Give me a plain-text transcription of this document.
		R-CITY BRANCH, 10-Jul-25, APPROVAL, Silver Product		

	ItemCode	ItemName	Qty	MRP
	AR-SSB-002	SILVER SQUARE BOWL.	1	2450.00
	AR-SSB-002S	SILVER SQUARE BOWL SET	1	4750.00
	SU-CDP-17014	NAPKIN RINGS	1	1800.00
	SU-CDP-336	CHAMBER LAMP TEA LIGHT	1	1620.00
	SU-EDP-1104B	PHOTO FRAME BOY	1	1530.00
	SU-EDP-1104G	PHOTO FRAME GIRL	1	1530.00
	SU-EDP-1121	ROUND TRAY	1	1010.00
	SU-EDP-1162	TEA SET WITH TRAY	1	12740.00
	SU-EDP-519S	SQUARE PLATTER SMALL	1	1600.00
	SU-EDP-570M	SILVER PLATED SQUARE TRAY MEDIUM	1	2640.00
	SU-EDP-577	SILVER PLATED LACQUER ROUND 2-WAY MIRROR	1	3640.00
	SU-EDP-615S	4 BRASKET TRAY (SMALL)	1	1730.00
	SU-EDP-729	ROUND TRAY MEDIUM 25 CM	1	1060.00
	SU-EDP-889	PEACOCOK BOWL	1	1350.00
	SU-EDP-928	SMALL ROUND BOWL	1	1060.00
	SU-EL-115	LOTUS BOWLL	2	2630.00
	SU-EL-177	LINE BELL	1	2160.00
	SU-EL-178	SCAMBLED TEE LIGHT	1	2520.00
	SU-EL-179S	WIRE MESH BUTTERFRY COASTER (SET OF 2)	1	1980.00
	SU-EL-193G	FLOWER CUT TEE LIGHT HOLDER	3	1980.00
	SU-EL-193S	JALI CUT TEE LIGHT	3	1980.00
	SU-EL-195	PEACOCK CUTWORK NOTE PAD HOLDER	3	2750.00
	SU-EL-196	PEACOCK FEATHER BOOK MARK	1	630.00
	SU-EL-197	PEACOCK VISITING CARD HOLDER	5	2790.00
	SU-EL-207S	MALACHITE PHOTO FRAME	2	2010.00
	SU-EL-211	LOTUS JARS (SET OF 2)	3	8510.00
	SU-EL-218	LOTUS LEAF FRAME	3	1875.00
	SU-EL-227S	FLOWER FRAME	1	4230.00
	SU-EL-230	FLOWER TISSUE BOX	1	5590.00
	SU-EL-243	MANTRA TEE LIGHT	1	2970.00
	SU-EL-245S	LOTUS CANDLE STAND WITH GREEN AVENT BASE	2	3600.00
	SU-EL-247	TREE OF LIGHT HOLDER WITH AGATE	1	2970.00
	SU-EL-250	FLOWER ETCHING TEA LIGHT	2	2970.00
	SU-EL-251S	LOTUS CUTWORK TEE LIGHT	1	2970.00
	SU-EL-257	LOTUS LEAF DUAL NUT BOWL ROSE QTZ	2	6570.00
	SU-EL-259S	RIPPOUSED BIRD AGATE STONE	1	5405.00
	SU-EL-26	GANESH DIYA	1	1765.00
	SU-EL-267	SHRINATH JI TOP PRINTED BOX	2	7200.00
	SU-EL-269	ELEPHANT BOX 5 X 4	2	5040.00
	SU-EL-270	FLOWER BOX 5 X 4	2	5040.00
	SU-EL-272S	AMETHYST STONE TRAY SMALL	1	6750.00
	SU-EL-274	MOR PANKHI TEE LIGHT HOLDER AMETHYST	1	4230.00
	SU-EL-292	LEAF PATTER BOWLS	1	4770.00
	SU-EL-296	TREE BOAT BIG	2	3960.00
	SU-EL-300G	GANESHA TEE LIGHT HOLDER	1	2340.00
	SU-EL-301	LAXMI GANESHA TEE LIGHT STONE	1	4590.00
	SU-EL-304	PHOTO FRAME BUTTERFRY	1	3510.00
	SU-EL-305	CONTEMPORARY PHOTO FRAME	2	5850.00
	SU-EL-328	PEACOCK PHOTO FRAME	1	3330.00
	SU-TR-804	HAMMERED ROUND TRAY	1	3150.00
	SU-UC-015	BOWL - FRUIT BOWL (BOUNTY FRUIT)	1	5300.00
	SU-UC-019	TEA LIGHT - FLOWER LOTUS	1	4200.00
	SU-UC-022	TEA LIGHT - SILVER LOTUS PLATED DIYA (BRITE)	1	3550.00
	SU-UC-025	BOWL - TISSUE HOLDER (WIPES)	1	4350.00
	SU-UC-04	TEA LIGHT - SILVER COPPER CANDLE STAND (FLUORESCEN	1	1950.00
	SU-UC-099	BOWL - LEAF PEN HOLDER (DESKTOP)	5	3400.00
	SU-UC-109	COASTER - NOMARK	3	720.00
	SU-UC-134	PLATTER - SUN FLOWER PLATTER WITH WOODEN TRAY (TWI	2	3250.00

═══

| Instruction |
Your task is to retype all the records above with nothing left out.

| Expected answer |
Give me a plain-text transcription of this document.
		R-CITY BRANCH, 10-Jul-25, APPROVAL, Silver Product		

	ItemCode	ItemName	Qty	MRP
	AR-SSB-002	SILVER SQUARE BOWL.	1	2450.00
	AR-SSB-002S	SILVER SQUARE BOWL SET	1	4750.00
	SU-CDP-17014	NAPKIN RINGS	1	1800.00
	SU-CDP-336	CHAMBER LAMP TEA LIGHT	1	1620.00
	SU-EDP-1104B	PHOTO FRAME BOY	1	1530.00
	SU-EDP-1104G	PHOTO FRAME GIRL	1	1530.00
	SU-EDP-1121	ROUND TRAY	1	1010.00
	SU-EDP-1162	TEA SET WITH TRAY	1	12740.00
	SU-EDP-519S	SQUARE PLATTER SMALL	1	1600.00
	SU-EDP-570M	SILVER PLATED SQUARE TRAY MEDIUM	1	2640.00
	SU-EDP-577	SILVER PLATED LACQUER ROUND 2-WAY MIRROR	1	3640.00
	SU-EDP-615S	4 BRASKET TRAY (SMALL)	1	1730.00
	SU-EDP-729	ROUND TRAY MEDIUM 25 CM	1	1060.00
	SU-EDP-889	PEACOCOK BOWL	1	1350.00
	SU-EDP-928	SMALL ROUND BOWL	1	1060.00
	SU-EL-115	LOTUS BOWLL	2	2630.00
	SU-EL-177	LINE BELL	1	2160.00
	SU-EL-178	SCAMBLED TEE LIGHT	1	2520.00
	SU-EL-179S	WIRE MESH BUTTERFRY COASTER (SET OF 2)	1	1980.00
	SU-EL-193G	FLOWER CUT TEE LIGHT HOLDER	3	1980.00
	SU-EL-193S	JALI CUT TEE LIGHT	3	1980.00
	SU-EL-195	PEACOCK CUTWORK NOTE PAD HOLDER	3	2750.00
	SU-EL-196	PEACOCK FEATHER BOOK MARK	1	630.00
	SU-EL-197	PEACOCK VISITING CARD HOLDER	5	2790.00
	SU-EL-207S	MALACHITE PHOTO FRAME	2	2010.00
	SU-EL-211	LOTUS JARS (SET OF 2)	3	8510.00
	SU-EL-218	LOTUS LEAF FRAME	3	1875.00
	SU-EL-227S	FLOWER FRAME	1	4230.00
	SU-EL-230	FLOWER TISSUE BOX	1	5590.00
	SU-EL-243	MANTRA TEE LIGHT	1	2970.00
	SU-EL-245S	LOTUS CANDLE STAND WITH GREEN AVENT BASE	2	3600.00
	SU-EL-247	TREE OF LIGHT HOLDER WITH AGATE	1	2970.00
	SU-EL-250	FLOWER ETCHING TEA LIGHT	2	2970.00
	SU-EL-251S	LOTUS CUTWORK TEE LIGHT	1	2970.00
	SU-EL-257	LOTUS LEAF DUAL NUT BOWL ROSE QTZ	2	6570.00
	SU-EL-259S	RIPPOUSED BIRD AGATE STONE	1	5405.00
	SU-EL-26	GANESH DIYA	1	1765.00
	SU-EL-267	SHRINATH JI TOP PRINTED BOX	2	7200.00
	SU-EL-269	ELEPHANT BOX 5 X 4	2	5040.00
	SU-EL-270	FLOWER BOX 5 X 4	2	5040.00
	SU-EL-272S	AMETHYST STONE TRAY SMALL	1	6750.00
	SU-EL-274	MOR PANKHI TEE LIGHT HOLDER AMETHYST	1	4230.00
	SU-EL-292	LEAF PATTER BOWLS	1	4770.00
	SU-EL-296	TREE BOAT BIG	2	3960.00
	SU-EL-300G	GANESHA TEE LIGHT HOLDER	1	2340.00
	SU-EL-301	LAXMI GANESHA TEE LIGHT STONE	1	4590.00
	SU-EL-304	PHOTO FRAME BUTTERFRY	1	3510.00
	SU-EL-305	CONTEMPORARY PHOTO FRAME	2	5850.00
	SU-EL-328	PEACOCK PHOTO FRAME	1	3330.00
	SU-TR-804	HAMMERED ROUND TRAY	1	3150.00
	SU-UC-015	BOWL - FRUIT BOWL (BOUNTY FRUIT)	1	5300.00
	SU-UC-019	TEA LIGHT - FLOWER LOTUS	1	4200.00
	SU-UC-022	TEA LIGHT - SILVER LOTUS PLATED DIYA (BRITE)	1	3550.00
	SU-UC-025	BOWL - TISSUE HOLDER (WIPES)	1	4350.00
	SU-UC-04	TEA LIGHT - SILVER COPPER CANDLE STAND (FLUORESCEN	1	1950.00
	SU-UC-099	BOWL - LEAF PEN HOLDER (DESKTOP)	5	3400.00
	SU-UC-109	COASTER - NOMARK	3	720.00
	SU-UC-134	PLATTER - SUN FLOWER PLATTER WITH WOODEN TRAY (TWI	2	3250.00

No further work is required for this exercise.